LISTING:
------------
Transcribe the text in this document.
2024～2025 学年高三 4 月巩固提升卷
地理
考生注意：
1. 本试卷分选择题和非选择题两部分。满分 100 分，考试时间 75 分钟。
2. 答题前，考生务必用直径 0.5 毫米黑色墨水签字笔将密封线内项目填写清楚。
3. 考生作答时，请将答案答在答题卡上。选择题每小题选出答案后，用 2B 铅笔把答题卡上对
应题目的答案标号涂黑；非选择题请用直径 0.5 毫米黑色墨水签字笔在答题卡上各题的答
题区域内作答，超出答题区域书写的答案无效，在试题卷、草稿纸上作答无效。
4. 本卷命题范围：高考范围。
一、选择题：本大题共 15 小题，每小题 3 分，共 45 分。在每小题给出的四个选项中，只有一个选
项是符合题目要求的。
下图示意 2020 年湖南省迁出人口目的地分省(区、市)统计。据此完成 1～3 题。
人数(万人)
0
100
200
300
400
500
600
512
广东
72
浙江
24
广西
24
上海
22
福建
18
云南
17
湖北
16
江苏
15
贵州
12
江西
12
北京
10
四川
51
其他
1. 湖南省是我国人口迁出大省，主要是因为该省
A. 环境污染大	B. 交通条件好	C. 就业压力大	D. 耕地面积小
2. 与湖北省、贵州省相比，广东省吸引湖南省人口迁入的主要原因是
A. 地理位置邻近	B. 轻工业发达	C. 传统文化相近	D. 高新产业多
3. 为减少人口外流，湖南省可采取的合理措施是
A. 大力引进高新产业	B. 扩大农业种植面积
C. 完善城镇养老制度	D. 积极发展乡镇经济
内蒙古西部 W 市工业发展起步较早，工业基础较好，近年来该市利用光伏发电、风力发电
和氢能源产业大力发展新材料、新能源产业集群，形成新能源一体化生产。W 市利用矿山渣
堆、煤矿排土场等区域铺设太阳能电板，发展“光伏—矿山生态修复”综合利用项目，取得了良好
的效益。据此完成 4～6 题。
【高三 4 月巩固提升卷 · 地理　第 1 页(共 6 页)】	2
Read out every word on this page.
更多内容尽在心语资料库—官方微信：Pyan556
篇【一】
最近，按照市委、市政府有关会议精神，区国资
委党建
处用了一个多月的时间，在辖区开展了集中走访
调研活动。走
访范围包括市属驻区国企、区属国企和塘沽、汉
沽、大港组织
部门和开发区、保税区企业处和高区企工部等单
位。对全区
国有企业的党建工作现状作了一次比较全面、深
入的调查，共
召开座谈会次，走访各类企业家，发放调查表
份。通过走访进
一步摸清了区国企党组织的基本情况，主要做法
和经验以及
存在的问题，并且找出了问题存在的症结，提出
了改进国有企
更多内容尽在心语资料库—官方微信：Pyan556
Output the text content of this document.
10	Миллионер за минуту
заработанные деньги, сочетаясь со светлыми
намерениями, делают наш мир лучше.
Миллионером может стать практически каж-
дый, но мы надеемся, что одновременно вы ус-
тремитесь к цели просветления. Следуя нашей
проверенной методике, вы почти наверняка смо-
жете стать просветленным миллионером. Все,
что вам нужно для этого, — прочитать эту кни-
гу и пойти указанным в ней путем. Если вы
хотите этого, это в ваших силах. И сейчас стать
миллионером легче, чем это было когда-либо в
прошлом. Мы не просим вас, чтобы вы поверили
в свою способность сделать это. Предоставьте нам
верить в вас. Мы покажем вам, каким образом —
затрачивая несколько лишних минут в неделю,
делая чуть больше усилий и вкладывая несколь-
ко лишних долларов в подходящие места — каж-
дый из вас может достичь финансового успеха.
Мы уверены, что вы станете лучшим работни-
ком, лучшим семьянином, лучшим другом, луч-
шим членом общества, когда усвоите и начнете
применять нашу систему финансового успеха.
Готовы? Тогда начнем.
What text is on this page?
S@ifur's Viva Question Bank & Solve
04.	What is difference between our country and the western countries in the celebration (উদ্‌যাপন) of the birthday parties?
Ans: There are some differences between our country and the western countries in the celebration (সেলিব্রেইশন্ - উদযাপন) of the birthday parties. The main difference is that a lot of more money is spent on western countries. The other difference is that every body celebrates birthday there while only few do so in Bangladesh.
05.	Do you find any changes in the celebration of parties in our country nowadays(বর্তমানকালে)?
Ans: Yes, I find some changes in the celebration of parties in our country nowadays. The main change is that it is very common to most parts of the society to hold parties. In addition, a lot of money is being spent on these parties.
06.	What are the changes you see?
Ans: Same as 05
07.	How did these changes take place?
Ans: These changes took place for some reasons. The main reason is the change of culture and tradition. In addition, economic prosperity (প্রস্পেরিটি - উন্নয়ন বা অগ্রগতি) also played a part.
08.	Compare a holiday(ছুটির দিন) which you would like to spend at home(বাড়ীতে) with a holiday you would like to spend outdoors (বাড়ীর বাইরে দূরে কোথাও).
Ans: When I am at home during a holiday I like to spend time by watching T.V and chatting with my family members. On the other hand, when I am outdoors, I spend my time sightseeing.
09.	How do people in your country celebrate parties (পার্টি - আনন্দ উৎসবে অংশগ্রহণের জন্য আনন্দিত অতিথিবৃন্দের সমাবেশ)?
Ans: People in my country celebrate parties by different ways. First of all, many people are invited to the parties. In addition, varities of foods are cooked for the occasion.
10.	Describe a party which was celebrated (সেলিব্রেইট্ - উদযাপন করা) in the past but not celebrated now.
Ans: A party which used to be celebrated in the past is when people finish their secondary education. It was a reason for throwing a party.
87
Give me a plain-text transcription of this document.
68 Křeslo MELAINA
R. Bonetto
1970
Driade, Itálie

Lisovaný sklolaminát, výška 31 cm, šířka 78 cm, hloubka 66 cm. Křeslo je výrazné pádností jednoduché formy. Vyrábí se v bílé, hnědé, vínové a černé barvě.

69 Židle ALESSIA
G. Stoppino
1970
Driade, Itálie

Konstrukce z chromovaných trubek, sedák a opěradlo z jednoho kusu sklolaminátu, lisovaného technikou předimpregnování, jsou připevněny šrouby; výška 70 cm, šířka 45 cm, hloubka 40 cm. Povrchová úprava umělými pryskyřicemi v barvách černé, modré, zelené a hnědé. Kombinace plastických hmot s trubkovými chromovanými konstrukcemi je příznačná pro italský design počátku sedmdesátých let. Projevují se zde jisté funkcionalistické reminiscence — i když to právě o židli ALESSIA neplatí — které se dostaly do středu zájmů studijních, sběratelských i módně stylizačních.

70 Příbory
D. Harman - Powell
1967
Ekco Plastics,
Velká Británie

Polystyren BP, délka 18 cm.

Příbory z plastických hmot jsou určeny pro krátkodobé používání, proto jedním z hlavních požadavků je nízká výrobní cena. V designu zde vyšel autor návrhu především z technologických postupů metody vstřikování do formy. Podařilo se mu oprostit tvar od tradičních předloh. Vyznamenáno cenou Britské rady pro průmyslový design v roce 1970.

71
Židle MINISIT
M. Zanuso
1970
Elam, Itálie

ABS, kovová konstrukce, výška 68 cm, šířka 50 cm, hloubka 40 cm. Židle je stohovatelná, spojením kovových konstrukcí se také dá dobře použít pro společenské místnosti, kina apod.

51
------------
TO DO: Filter the records above for lines containing the word "Židle", and copy those lines.

ANSWER BELOW:
69 Židle ALESSIA
Židle MINISIT
ABS, kovová konstrukce, výška 68 cm, šířka 50 cm, hloubka 40 cm. Židle je stohovatelná, spojením kovových konstrukcí se také dá dobře použít pro společenské místnosti, kina apod.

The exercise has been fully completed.